• [Material provided]:

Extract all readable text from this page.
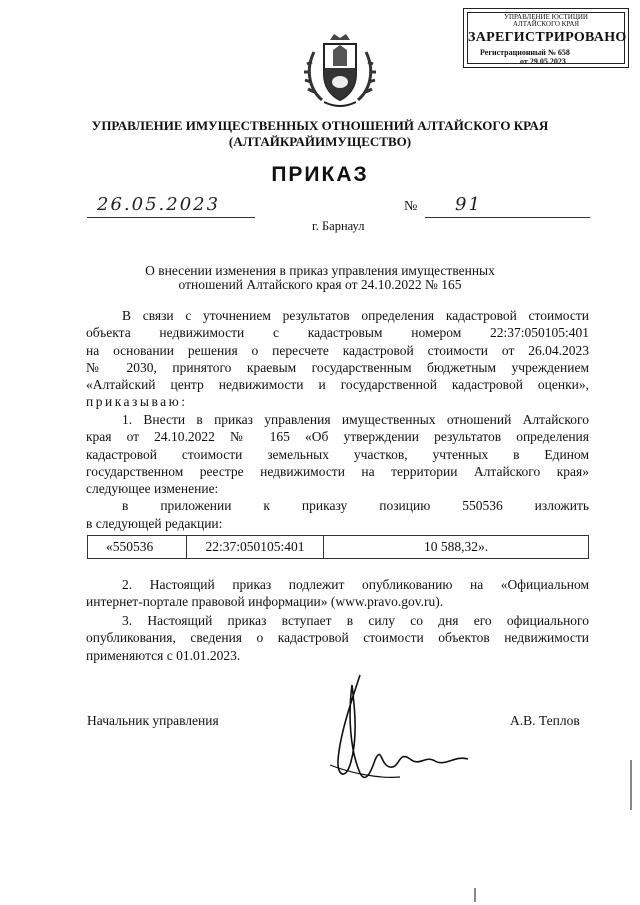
УПРАВЛЕНИЕ ЮСТИЦИИ
АЛТАЙСКОГО КРАЯ
ЗАРЕГИСТРИРОВАНО
Регистрационный № 658
от 29.05.2023
УПРАВЛЕНИЕ ИМУЩЕСТВЕННЫХ ОТНОШЕНИЙ АЛТАЙСКОГО КРАЯ
(АЛТАЙКРАЙИМУЩЕСТВО)
ПРИКАЗ
26.05.2023	№ 91
г. Барнаул
О внесении изменения в приказ управления имущественных
отношений Алтайского края от 24.10.2022 № 165
В связи с уточнением результатов определения кадастровой стоимости
объекта недвижимости с кадастровым номером 22:37:050105:401
на основании решения о пересчете кадастровой стоимости от 26.04.2023
№ 2030, принятого краевым государственным бюджетным учреждением
«Алтайский центр недвижимости и государственной кадастровой оценки»,
приказываю:
1. Внести в приказ управления имущественных отношений Алтайского
края от 24.10.2022 № 165 «Об утверждении результатов определения
кадастровой стоимости земельных участков, учтенных в Едином
государственном реестре недвижимости на территории Алтайского края»
следующее изменение:
в приложении к приказу позицию 550536 изложить
в следующей редакции:
«550536	22:37:050105:401	10 588,32».
2. Настоящий приказ подлежит опубликованию на «Официальном
интернет-портале правовой информации» (www.pravo.gov.ru).
3. Настоящий приказ вступает в силу со дня его официального
опубликования, сведения о кадастровой стоимости объектов недвижимости
применяются с 01.01.2023.
Начальник управления	А.В. Теплов
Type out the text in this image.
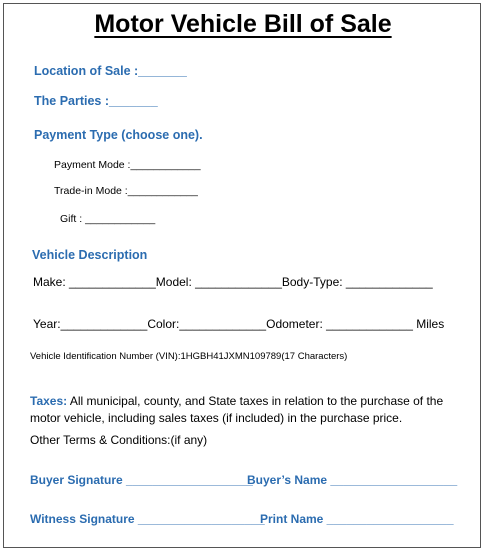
Motor Vehicle Bill of Sale
Location of Sale :_______
The Parties :_______
Payment Type (choose one).
Payment Mode :____________
Trade-in Mode :____________
Gift : ____________
Vehicle Description
Make: _____________Model: _____________Body-Type: _____________
Year:_____________Color:_____________Odometer: _____________ Miles
Vehicle Identification Number (VIN):1HGBH41JXMN109789(17 Characters)
Taxes: All municipal, county, and State taxes in relation to the purchase of the motor vehicle, including sales taxes (if included) in the purchase price.
Other Terms & Conditions:(if any)
Buyer Signature ___________________
Buyer’s Name ___________________
Witness Signature ___________________
Print Name ___________________
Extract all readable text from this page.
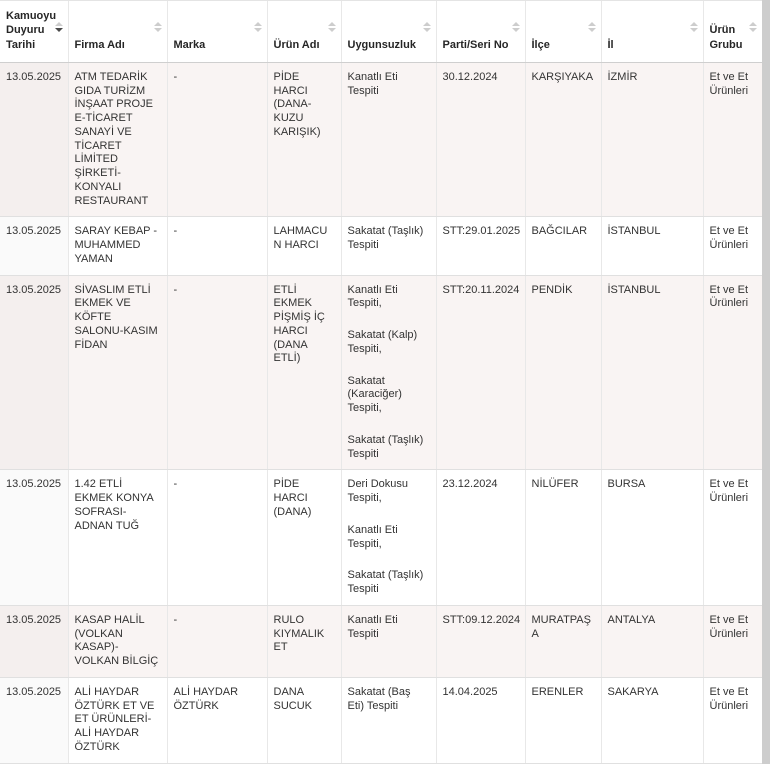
Kamuoyu Duyuru Tarihi	Firma Adı	Marka	Ürün Adı	Uygunsuzluk	Parti/Seri No	İlçe	İl	Ürün Grubu

13.05.2025	ATM TEDARİK GIDA TURİZM İNŞAAT PROJE E-TİCARET SANAYİ VE TİCARET LİMİTED ŞİRKETİ-KONYALI RESTAURANT	-	PİDE HARCI (DANA-KUZU KARIŞIK)	Kanatlı Eti Tespiti	30.12.2024	KARŞIYAKA	İZMİR	Et ve Et Ürünleri
13.05.2025	SARAY KEBAP - MUHAMMED YAMAN	-	LAHMACUN HARCI	Sakatat (Taşlık) Tespiti	STT:29.01.2025	BAĞCILAR	İSTANBUL	Et ve Et Ürünleri
13.05.2025	SİVASLIM ETLİ EKMEK VE KÖFTE SALONU-KASIM FİDAN	-	ETLİ EKMEK PİŞMİŞ İÇ HARCI (DANA ETLİ)	Kanatlı Eti Tespiti,

Sakatat (Kalp) Tespiti,

Sakatat (Karaciğer) Tespiti,

Sakatat (Taşlık) Tespiti	STT:20.11.2024	PENDİK	İSTANBUL	Et ve Et Ürünleri
13.05.2025	1.42 ETLİ EKMEK KONYA SOFRASI-ADNAN TUĞ	-	PİDE HARCI (DANA)	Deri Dokusu Tespiti,

Kanatlı Eti Tespiti,

Sakatat (Taşlık) Tespiti	23.12.2024	NİLÜFER	BURSA	Et ve Et Ürünleri
13.05.2025	KASAP HALİL (VOLKAN KASAP)-VOLKAN BİLGİÇ	-	RULO KIYMALIK ET	Kanatlı Eti Tespiti	STT:09.12.2024	MURATPAŞA	ANTALYA	Et ve Et Ürünleri
13.05.2025	ALİ HAYDAR ÖZTÜRK ET VE ET ÜRÜNLERİ-ALİ HAYDAR ÖZTÜRK	ALİ HAYDAR ÖZTÜRK	DANA SUCUK	Sakatat (Baş Eti) Tespiti	14.04.2025	ERENLER	SAKARYA	Et ve Et Ürünleri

• [Your goal]: How many of the lines in the listing above hold the word "Taşlık"? Report only that figure.

• [Written response]: 3